>> Start Material shown
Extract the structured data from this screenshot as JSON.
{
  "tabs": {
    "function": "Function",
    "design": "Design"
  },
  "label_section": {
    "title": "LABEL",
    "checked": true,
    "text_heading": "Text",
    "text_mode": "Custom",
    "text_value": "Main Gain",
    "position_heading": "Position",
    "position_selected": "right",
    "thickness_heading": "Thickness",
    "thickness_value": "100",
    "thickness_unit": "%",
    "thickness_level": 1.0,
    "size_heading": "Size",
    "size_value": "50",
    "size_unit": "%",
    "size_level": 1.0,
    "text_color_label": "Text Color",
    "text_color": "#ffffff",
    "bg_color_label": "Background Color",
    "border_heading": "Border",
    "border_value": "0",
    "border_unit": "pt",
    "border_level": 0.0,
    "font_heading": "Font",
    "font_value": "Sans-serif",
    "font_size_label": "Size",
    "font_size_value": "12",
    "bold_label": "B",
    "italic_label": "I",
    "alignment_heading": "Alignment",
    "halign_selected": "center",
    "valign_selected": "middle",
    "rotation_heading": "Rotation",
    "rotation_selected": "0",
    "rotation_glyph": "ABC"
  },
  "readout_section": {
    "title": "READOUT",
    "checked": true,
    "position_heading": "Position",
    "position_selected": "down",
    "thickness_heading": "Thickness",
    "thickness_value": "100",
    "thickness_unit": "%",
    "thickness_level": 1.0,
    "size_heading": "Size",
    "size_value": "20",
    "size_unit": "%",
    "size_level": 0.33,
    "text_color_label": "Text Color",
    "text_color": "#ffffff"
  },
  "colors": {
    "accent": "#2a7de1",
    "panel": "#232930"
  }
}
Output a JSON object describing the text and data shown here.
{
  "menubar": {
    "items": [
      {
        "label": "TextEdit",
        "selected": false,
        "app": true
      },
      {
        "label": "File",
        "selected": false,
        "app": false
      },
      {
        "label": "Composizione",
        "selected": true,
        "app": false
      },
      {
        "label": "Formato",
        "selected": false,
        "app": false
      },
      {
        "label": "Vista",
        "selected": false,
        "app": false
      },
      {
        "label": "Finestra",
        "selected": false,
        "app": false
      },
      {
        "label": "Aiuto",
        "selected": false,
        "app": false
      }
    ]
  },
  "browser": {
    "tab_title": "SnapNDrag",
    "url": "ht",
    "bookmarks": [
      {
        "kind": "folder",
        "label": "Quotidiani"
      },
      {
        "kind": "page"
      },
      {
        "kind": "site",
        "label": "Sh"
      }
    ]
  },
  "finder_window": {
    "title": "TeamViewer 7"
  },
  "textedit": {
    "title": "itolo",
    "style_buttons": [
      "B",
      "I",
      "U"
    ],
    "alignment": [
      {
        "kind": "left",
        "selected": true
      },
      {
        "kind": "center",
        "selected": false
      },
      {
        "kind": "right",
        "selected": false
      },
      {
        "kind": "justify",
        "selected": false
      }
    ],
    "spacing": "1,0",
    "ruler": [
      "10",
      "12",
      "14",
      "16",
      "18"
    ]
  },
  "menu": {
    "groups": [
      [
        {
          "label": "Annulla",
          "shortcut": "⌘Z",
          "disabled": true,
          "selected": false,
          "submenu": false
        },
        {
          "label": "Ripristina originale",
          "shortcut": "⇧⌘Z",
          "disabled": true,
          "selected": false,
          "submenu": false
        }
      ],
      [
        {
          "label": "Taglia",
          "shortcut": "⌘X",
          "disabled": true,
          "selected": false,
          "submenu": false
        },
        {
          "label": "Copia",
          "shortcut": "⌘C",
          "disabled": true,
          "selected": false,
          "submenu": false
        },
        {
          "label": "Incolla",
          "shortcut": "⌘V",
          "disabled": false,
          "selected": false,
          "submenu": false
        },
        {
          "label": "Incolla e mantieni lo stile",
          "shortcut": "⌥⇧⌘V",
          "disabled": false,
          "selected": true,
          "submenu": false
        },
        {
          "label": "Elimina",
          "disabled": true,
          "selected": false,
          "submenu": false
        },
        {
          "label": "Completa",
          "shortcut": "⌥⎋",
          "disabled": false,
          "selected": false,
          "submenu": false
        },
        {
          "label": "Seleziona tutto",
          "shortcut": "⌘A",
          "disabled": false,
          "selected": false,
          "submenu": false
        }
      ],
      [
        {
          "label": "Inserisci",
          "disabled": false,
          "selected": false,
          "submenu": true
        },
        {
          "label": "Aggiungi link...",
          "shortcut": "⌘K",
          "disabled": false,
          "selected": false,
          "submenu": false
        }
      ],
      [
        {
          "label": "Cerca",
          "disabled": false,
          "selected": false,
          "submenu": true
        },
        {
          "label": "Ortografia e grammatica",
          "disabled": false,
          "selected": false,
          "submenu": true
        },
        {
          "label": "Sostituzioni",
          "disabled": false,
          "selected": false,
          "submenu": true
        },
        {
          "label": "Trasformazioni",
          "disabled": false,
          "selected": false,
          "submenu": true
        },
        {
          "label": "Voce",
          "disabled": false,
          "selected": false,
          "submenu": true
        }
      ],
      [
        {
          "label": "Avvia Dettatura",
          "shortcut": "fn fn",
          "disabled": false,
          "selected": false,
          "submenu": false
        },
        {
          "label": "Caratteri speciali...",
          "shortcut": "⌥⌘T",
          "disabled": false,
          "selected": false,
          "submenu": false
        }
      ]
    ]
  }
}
>> End Material shown
**Directions for this task**.
Return all of the entries exactly as written.

**Full output**.
Extract the structured data from this screenshot as JSON.
{
  "tabs": {
    "function": "Function",
    "design": "Design"
  },
  "label_section": {
    "title": "LABEL",
    "checked": true,
    "text_heading": "Text",
    "text_mode": "Custom",
    "text_value": "Main Gain",
    "position_heading": "Position",
    "position_selected": "right",
    "thickness_heading": "Thickness",
    "thickness_value": "100",
    "thickness_unit": "%",
    "thickness_level": 1.0,
    "size_heading": "Size",
    "size_value": "50",
    "size_unit": "%",
    "size_level": 1.0,
    "text_color_label": "Text Color",
    "text_color": "#ffffff",
    "bg_color_label": "Background Color",
    "border_heading": "Border",
    "border_value": "0",
    "border_unit": "pt",
    "border_level": 0.0,
    "font_heading": "Font",
    "font_value": "Sans-serif",
    "font_size_label": "Size",
    "font_size_value": "12",
    "bold_label": "B",
    "italic_label": "I",
    "alignment_heading": "Alignment",
    "halign_selected": "center",
    "valign_selected": "middle",
    "rotation_heading": "Rotation",
    "rotation_selected": "0",
    "rotation_glyph": "ABC"
  },
  "readout_section": {
    "title": "READOUT",
    "checked": true,
    "position_heading": "Position",
    "position_selected": "down",
    "thickness_heading": "Thickness",
    "thickness_value": "100",
    "thickness_unit": "%",
    "thickness_level": 1.0,
    "size_heading": "Size",
    "size_value": "20",
    "size_unit": "%",
    "size_level": 0.33,
    "text_color_label": "Text Color",
    "text_color": "#ffffff"
  },
  "colors": {
    "accent": "#2a7de1",
    "panel": "#232930"
  }
}
Output a JSON object describing the text and data shown here.
{
  "menubar": {
    "items": [
      {
        "label": "TextEdit",
        "selected": false,
        "app": true
      },
      {
        "label": "File",
        "selected": false,
        "app": false
      },
      {
        "label": "Composizione",
        "selected": true,
        "app": false
      },
      {
        "label": "Formato",
        "selected": false,
        "app": false
      },
      {
        "label": "Vista",
        "selected": false,
        "app": false
      },
      {
        "label": "Finestra",
        "selected": false,
        "app": false
      },
      {
        "label": "Aiuto",
        "selected": false,
        "app": false
      }
    ]
  },
  "browser": {
    "tab_title": "SnapNDrag",
    "url": "ht",
    "bookmarks": [
      {
        "kind": "folder",
        "label": "Quotidiani"
      },
      {
        "kind": "page"
      },
      {
        "kind": "site",
        "label": "Sh"
      }
    ]
  },
  "finder_window": {
    "title": "TeamViewer 7"
  },
  "textedit": {
    "title": "itolo",
    "style_buttons": [
      "B",
      "I",
      "U"
    ],
    "alignment": [
      {
        "kind": "left",
        "selected": true
      },
      {
        "kind": "center",
        "selected": false
      },
      {
        "kind": "right",
        "selected": false
      },
      {
        "kind": "justify",
        "selected": false
      }
    ],
    "spacing": "1,0",
    "ruler": [
      "10",
      "12",
      "14",
      "16",
      "18"
    ]
  },
  "menu": {
    "groups": [
      [
        {
          "label": "Annulla",
          "shortcut": "⌘Z",
          "disabled": true,
          "selected": false,
          "submenu": false
        },
        {
          "label": "Ripristina originale",
          "shortcut": "⇧⌘Z",
          "disabled": true,
          "selected": false,
          "submenu": false
        }
      ],
      [
        {
          "label": "Taglia",
          "shortcut": "⌘X",
          "disabled": true,
          "selected": false,
          "submenu": false
        },
        {
          "label": "Copia",
          "shortcut": "⌘C",
          "disabled": true,
          "selected": false,
          "submenu": false
        },
        {
          "label": "Incolla",
          "shortcut": "⌘V",
          "disabled": false,
          "selected": false,
          "submenu": false
        },
        {
          "label": "Incolla e mantieni lo stile",
          "shortcut": "⌥⇧⌘V",
          "disabled": false,
          "selected": true,
          "submenu": false
        },
        {
          "label": "Elimina",
          "disabled": true,
          "selected": false,
          "submenu": false
        },
        {
          "label": "Completa",
          "shortcut": "⌥⎋",
          "disabled": false,
          "selected": false,
          "submenu": false
        },
        {
          "label": "Seleziona tutto",
          "shortcut": "⌘A",
          "disabled": false,
          "selected": false,
          "submenu": false
        }
      ],
      [
        {
          "label": "Inserisci",
          "disabled": false,
          "selected": false,
          "submenu": true
        },
        {
          "label": "Aggiungi link...",
          "shortcut": "⌘K",
          "disabled": false,
          "selected": false,
          "submenu": false
        }
      ],
      [
        {
          "label": "Cerca",
          "disabled": false,
          "selected": false,
          "submenu": true
        },
        {
          "label": "Ortografia e grammatica",
          "disabled": false,
          "selected": false,
          "submenu": true
        },
        {
          "label": "Sostituzioni",
          "disabled": false,
          "selected": false,
          "submenu": true
        },
        {
          "label": "Trasformazioni",
          "disabled": false,
          "selected": false,
          "submenu": true
        },
        {
          "label": "Voce",
          "disabled": false,
          "selected": false,
          "submenu": true
        }
      ],
      [
        {
          "label": "Avvia Dettatura",
          "shortcut": "fn fn",
          "disabled": false,
          "selected": false,
          "submenu": false
        },
        {
          "label": "Caratteri speciali...",
          "shortcut": "⌥⌘T",
          "disabled": false,
          "selected": false,
          "submenu": false
        }
      ]
    ]
  }
}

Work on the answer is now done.